Activity list:
(1) In the document excerpt on deploying the e-commerce application to GKE, why are an IAM user, access keys, and a Kubernetes Secret set up? Answer in one to three sentences.
(2) From the document excerpt on the GKE multi-cloud deployment, transcribe the passage that begins at the words "2. GKE Access" and ends after the words "--docker-password=$(aws ecr get-login-password)".
(3) Pick up the write-up on deploying the e-commerce application to GKE where it stops, and continue it.

Document excerpt:
This project takes the E-Commerce Application from Project 1 and deploys it to Google Kubernetes Engine (GKE) to achieve a High-Availability Multi-Cloud architecture.

Strategy: "Build Once, Deploy Everywhere"

1. The Artifact

We rely on the Amazon ECR image built by the Jenkins pipeline in Project 1: 123456789012.dkr.ecr.us-east-1.amazonaws.com/ecommerce-service:v1

2. GKE Access to ECR

To allow GKE to pull from AWS ECR: 1. Create an IAM User in AWS with ECRReadOnly policy. 2. Generate Access Keys. 3. Create a Kubernetes Secret in GKE: bash kubectl create secret docker-registry aws-ecr-login \ --docker-server=123456789012.dkr.ecr.us-east-1.amazonaws.com \ --docker-username=AWS \ --docker-password=$(aws ecr get-login-password)

Implementation (Traffic Routing)

We use DNS Load Balancing via AWS Route 53.

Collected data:

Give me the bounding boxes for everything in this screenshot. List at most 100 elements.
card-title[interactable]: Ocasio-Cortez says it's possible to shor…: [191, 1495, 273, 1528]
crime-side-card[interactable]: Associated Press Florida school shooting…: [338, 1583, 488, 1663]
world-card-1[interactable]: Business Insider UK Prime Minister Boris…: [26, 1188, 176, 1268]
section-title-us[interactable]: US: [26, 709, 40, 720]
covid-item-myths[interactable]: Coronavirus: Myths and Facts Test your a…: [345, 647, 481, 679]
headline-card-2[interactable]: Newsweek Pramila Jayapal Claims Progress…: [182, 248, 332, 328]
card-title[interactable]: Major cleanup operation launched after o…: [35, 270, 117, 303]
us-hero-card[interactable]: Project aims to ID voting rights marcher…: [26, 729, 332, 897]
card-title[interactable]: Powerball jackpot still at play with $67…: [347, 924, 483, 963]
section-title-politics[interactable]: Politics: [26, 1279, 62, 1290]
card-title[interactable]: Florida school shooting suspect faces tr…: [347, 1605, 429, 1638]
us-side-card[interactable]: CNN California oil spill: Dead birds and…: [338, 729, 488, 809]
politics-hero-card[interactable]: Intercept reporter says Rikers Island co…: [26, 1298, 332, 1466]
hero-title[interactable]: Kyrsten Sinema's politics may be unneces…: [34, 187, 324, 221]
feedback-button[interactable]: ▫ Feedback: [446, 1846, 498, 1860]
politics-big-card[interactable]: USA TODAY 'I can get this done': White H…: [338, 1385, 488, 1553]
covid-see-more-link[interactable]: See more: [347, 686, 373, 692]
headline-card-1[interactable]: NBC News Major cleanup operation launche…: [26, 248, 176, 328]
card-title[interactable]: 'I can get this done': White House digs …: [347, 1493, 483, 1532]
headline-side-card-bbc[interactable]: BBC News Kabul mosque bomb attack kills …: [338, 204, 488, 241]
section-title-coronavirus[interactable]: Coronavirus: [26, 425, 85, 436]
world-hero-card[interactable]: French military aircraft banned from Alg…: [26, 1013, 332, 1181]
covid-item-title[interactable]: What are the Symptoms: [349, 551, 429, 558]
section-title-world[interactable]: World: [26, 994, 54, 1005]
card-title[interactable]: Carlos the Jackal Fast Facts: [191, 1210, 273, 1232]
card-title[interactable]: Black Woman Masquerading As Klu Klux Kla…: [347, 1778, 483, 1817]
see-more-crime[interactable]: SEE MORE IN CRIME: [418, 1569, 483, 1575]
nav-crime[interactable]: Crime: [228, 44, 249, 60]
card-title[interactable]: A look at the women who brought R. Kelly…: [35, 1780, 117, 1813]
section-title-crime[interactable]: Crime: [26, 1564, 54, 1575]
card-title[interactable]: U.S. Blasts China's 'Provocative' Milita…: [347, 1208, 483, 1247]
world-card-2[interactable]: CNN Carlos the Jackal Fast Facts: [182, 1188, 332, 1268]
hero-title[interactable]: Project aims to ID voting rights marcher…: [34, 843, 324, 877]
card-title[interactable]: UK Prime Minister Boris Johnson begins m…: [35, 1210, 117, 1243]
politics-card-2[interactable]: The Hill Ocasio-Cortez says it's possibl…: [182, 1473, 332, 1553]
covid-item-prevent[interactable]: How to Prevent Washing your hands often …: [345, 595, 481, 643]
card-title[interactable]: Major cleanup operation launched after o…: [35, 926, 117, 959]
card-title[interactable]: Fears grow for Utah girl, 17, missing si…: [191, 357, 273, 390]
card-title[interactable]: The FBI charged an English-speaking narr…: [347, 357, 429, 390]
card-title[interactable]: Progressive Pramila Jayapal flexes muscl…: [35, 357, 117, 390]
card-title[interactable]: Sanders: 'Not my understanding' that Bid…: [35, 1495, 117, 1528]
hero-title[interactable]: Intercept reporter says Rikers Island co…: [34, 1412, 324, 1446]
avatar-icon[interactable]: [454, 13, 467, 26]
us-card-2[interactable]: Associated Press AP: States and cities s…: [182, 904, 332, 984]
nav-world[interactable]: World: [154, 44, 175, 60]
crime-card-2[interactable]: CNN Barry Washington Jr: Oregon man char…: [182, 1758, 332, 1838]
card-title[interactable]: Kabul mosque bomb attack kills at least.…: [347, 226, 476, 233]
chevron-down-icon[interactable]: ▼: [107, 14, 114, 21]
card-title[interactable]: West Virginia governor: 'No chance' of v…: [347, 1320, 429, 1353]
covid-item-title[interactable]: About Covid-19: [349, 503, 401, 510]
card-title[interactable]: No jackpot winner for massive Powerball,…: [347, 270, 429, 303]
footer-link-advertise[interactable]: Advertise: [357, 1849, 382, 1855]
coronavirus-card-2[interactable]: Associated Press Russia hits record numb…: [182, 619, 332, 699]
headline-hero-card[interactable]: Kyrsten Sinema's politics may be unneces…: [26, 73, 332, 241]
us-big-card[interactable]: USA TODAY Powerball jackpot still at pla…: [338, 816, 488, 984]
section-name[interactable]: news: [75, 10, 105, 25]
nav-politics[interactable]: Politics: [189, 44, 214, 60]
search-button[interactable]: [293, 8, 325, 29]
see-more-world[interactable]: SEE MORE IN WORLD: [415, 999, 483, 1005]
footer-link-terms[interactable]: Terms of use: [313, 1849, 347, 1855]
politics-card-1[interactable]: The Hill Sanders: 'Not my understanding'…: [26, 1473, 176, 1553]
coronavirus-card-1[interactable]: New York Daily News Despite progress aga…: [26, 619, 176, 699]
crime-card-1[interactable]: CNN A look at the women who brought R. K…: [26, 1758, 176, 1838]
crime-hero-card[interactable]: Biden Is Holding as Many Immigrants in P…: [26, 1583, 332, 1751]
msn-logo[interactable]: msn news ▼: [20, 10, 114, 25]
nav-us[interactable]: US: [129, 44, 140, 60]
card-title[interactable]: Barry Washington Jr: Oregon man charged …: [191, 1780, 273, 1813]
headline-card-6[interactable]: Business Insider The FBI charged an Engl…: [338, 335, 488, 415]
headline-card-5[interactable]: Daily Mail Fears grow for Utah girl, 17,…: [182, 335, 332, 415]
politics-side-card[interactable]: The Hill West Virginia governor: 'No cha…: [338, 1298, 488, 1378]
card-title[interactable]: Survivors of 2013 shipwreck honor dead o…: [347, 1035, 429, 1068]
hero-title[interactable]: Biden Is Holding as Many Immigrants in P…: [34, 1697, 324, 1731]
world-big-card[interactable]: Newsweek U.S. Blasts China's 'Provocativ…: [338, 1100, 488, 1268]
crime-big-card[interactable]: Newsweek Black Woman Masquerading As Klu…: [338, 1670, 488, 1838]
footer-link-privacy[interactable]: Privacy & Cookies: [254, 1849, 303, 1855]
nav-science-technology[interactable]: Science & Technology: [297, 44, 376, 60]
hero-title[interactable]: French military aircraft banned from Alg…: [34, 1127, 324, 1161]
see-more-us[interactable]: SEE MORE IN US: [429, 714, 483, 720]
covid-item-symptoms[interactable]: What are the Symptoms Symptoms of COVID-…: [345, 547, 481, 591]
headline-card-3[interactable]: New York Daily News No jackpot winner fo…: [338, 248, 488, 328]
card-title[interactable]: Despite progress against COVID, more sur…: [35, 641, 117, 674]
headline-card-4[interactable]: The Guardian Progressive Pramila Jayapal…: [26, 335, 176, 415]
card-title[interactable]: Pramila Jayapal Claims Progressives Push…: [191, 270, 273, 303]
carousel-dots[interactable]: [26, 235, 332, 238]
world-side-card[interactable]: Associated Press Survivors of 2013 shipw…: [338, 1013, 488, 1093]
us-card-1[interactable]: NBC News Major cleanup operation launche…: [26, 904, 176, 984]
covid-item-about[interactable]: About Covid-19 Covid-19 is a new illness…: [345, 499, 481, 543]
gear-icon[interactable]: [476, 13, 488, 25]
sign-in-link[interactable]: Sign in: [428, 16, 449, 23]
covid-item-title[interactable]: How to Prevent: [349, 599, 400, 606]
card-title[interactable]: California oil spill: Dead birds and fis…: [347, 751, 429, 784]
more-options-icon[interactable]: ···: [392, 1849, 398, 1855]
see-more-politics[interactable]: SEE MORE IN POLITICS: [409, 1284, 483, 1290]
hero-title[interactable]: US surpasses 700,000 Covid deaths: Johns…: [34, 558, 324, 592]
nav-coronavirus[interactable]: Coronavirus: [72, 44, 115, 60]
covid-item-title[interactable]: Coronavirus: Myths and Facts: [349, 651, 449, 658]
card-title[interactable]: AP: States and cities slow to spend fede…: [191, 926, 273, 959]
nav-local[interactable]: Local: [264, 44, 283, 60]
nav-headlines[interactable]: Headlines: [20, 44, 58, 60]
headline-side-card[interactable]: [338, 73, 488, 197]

Answers to each task:
(1) They are set up so that GKE can pull the container image from AWS ECR. The IAM user gets the ECRReadOnly policy, and its access keys are used for a Kubernetes Secret in GKE that holds the registry login.

(2)
2. GKE Access to ECR

To allow GKE to pull from AWS ECR: 1. Create an IAM User in AWS with ECRReadOnly policy. 2. Generate Access Keys. 3. Create a Kubernetes Secret in GKE: bash kubectl create secret docker-registry aws-ecr-login \ --docker-server=123456789012.dkr.ecr.us-east-1.amazonaws.com \ --docker-username=AWS \ --docker-password=$(aws ecr get-login-password)

(3)
Step 1: Get EKS Endpoint

From Project 1, we have the NLB DNS: ecommerce-nlb-12345.elb.us-east-1.amazonaws.com

Step 2: Get GKE Endpoint

After deploying the app to GKE (using the same Helm chart from Project 1), get the LoadBalancer IP: 35.200.100.20

Step 3: Route 53 Configuration

We create a Weighted Routing Policy:

  • Record 1 (AWS):
    • Type: CNAME
    • Value: ecommerce-nlb-12345...
    • Weight: 50
  • Record 2 (GCP):
    • Type: A
    • Value: 35.200.100.20
    • Weight: 50

Setup Guide

  1. Deploy to AWS: Complete Project 1 setup.
  2. Provision GKE: Use the Terraform in MultiCloud_Kubernetes_Project/gcp/.
  3. Sync App: Use Anthos Config Management (or ArgoCD) to apply the k8s/manifests/ from Project 1 to the GKE Cluster.
  4. Update DNS: Apply the Route 53 changes.